RAW DATA:
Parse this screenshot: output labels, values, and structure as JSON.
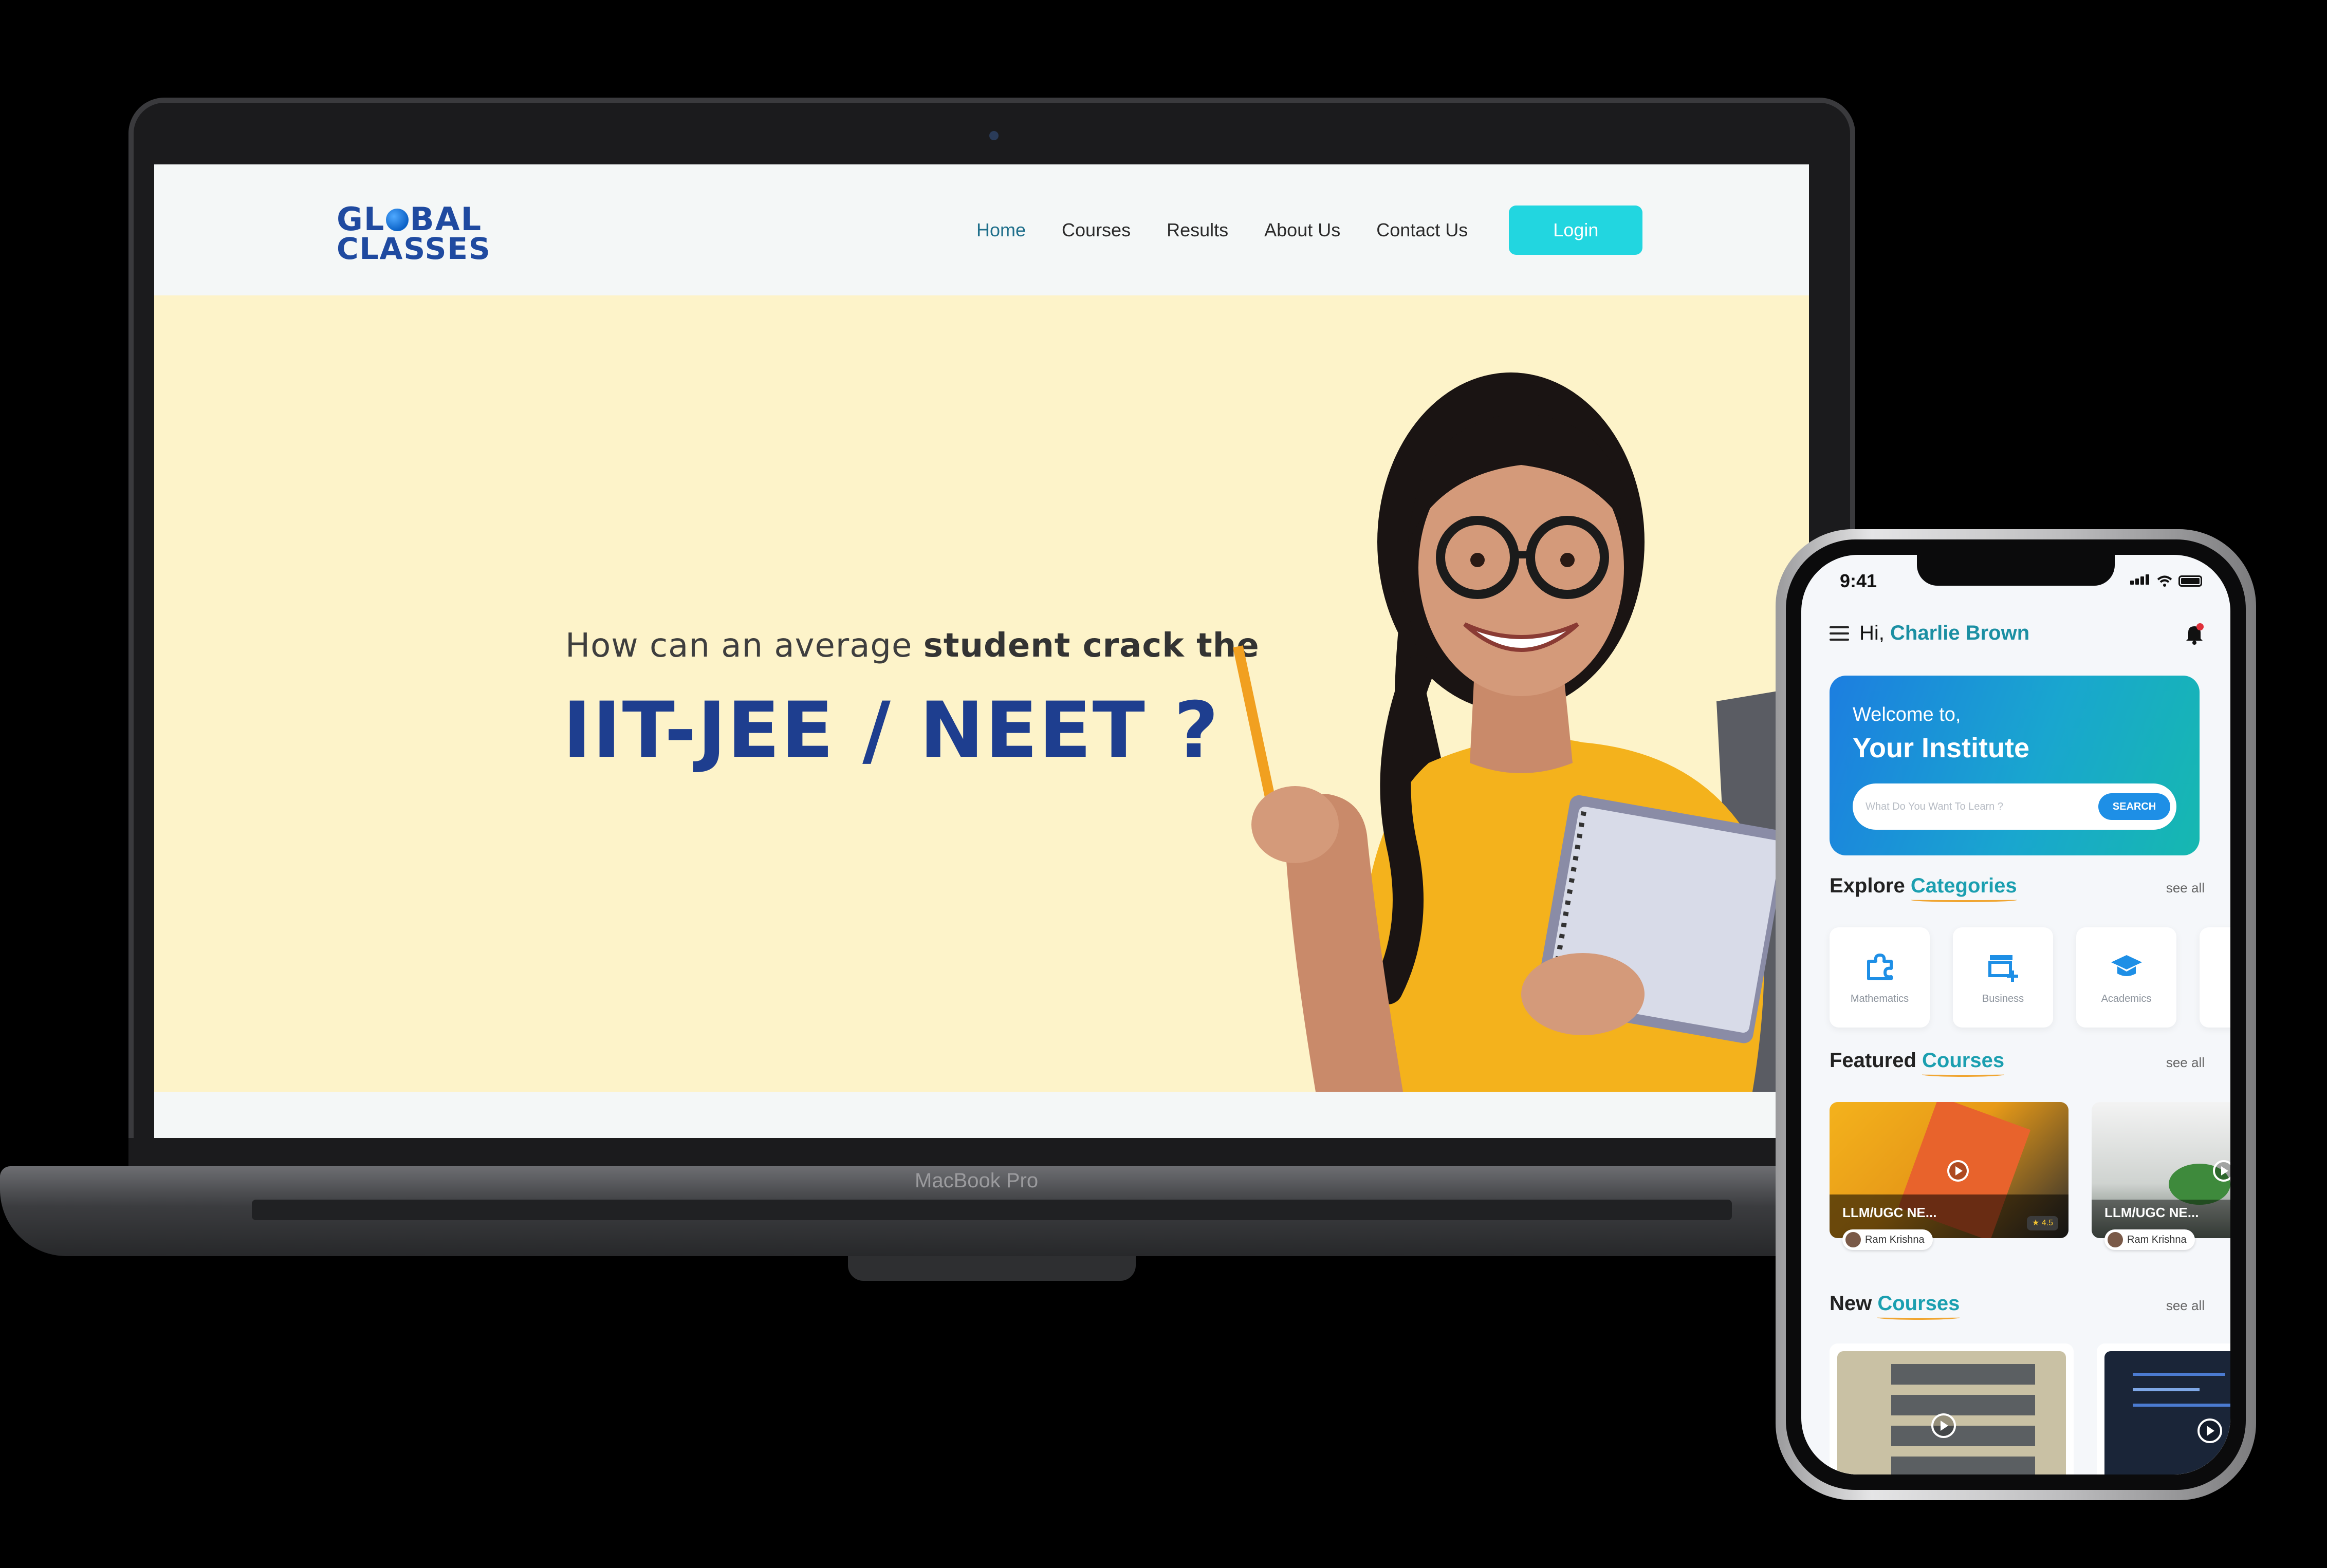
{
  "laptop": {
    "brand": "MacBook Pro",
    "site": {
      "logo_line1_a": "GL",
      "logo_line1_b": "BAL",
      "logo_line2": "CLASSES",
      "nav": [
        "Home",
        "Courses",
        "Results",
        "About Us",
        "Contact Us"
      ],
      "active_nav": "Home",
      "login_label": "Login",
      "hero_sub_plain": "How can an average ",
      "hero_sub_bold": "student crack the",
      "hero_title": "IIT-JEE / NEET ?"
    }
  },
  "phone": {
    "status_time": "9:41",
    "greeting_prefix": "Hi, ",
    "greeting_name": "Charlie Brown",
    "welcome_small": "Welcome to,",
    "welcome_big": "Your Institute",
    "search_placeholder": "What Do You Want To Learn ?",
    "search_button": "SEARCH",
    "sections": {
      "categories": {
        "prefix": "Explore ",
        "accent": "Categories",
        "see_all": "see all"
      },
      "featured": {
        "prefix": "Featured ",
        "accent": "Courses",
        "see_all": "see all"
      },
      "new": {
        "prefix": "New ",
        "accent": "Courses",
        "see_all": "see all"
      }
    },
    "categories": [
      "Mathematics",
      "Business",
      "Academics"
    ],
    "featured_courses": [
      {
        "title": "LLM/UGC NE...",
        "author": "Ram Krishna",
        "rating": "★ 4.5"
      },
      {
        "title": "LLM/UGC NE...",
        "author": "Ram Krishna"
      }
    ],
    "colors": {
      "accent": "#1b9fb0",
      "underline": "#f0a531",
      "login": "#22d6e0",
      "hero_title": "#1e3e8f"
    }
  }
}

EXERCISE BRIEF: Give only the number of lines in the records that include the word "Krishna".

FULL ANSWER: 2